## [Exercise details]
Search the data below for "xlabel"; list each line that holds it.

(Dataset entries on figures)

--- Begin ---

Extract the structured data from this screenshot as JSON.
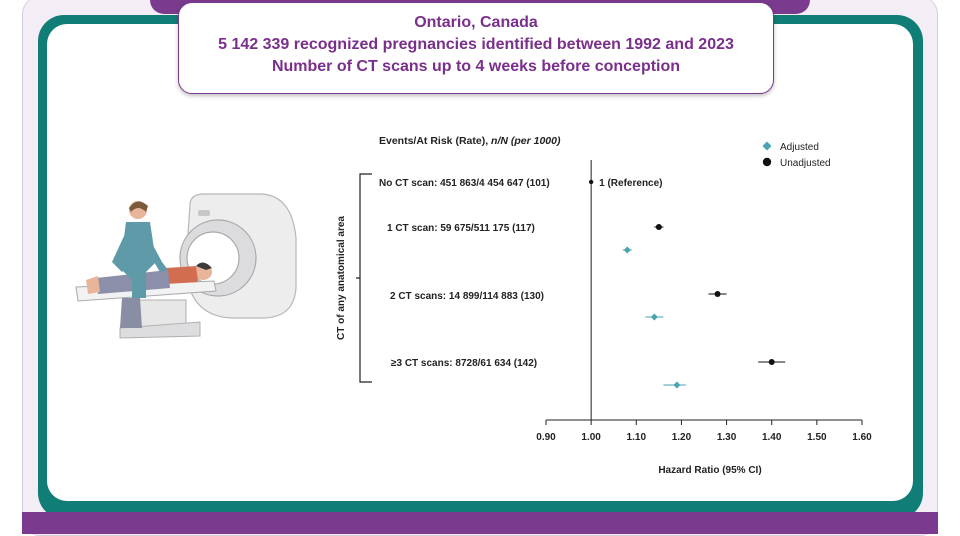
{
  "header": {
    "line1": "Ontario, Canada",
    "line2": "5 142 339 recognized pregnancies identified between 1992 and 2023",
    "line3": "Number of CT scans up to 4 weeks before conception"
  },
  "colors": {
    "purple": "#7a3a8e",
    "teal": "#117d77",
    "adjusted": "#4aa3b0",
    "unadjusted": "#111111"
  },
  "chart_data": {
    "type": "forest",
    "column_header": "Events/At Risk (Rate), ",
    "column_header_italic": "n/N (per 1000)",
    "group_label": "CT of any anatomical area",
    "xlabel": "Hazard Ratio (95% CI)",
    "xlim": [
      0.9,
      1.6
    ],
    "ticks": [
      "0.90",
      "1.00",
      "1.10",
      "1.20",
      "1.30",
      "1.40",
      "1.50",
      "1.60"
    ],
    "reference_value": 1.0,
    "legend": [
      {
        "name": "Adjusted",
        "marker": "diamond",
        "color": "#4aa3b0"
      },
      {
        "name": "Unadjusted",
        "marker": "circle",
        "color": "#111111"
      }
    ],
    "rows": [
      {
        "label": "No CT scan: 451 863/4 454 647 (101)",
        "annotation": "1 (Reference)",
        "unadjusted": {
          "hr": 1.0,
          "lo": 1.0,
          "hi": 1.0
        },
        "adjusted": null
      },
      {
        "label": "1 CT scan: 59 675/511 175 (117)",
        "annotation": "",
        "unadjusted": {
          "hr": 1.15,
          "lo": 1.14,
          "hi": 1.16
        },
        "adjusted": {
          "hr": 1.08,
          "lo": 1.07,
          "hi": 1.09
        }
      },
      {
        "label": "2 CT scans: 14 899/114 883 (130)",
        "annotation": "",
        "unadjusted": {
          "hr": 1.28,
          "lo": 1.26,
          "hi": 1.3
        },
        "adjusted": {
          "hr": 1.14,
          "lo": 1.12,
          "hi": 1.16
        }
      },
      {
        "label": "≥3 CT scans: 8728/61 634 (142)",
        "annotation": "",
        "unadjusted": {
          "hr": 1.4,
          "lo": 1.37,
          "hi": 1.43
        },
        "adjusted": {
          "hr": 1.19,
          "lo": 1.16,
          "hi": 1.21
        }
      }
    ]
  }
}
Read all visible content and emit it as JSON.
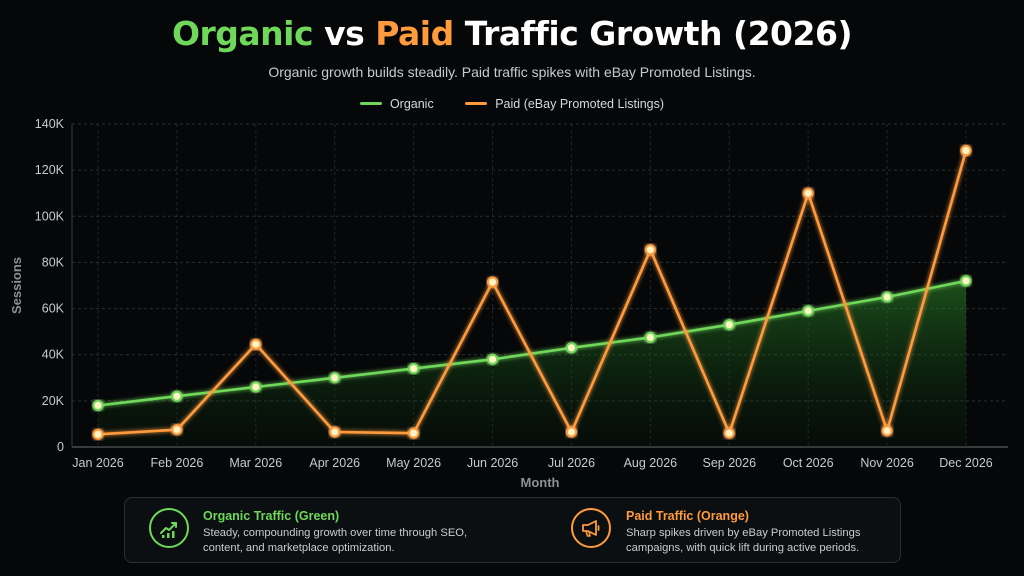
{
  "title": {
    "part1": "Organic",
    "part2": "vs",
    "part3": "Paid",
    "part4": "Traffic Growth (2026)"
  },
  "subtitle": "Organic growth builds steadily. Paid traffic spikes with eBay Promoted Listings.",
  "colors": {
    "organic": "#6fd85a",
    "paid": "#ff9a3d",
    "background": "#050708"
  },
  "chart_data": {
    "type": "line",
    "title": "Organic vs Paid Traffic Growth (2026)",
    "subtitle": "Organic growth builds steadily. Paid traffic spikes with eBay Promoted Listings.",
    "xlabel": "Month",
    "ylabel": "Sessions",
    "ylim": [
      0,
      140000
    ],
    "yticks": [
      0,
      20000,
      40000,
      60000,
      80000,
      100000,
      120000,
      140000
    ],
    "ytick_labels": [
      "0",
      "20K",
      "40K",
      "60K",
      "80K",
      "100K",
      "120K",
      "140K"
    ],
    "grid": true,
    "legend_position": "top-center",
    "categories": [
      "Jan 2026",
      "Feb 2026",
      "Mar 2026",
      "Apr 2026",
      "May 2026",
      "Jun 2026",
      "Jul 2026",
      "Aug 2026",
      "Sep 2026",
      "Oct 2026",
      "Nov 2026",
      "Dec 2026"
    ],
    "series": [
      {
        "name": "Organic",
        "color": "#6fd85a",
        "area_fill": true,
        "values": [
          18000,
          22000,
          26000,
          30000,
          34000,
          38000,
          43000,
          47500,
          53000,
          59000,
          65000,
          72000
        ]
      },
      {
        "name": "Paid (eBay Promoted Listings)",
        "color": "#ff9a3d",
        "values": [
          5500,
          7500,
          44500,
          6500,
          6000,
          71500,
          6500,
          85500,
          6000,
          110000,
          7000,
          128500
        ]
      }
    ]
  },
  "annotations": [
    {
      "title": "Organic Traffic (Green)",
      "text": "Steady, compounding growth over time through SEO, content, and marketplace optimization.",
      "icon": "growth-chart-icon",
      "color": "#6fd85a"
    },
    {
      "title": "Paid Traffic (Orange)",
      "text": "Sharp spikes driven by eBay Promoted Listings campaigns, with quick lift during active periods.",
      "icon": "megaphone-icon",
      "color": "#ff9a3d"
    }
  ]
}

--- End ---

## [Full solution]
    "xlabel": "Hazard Ratio (95% CI)",
    "xlabel": "Month",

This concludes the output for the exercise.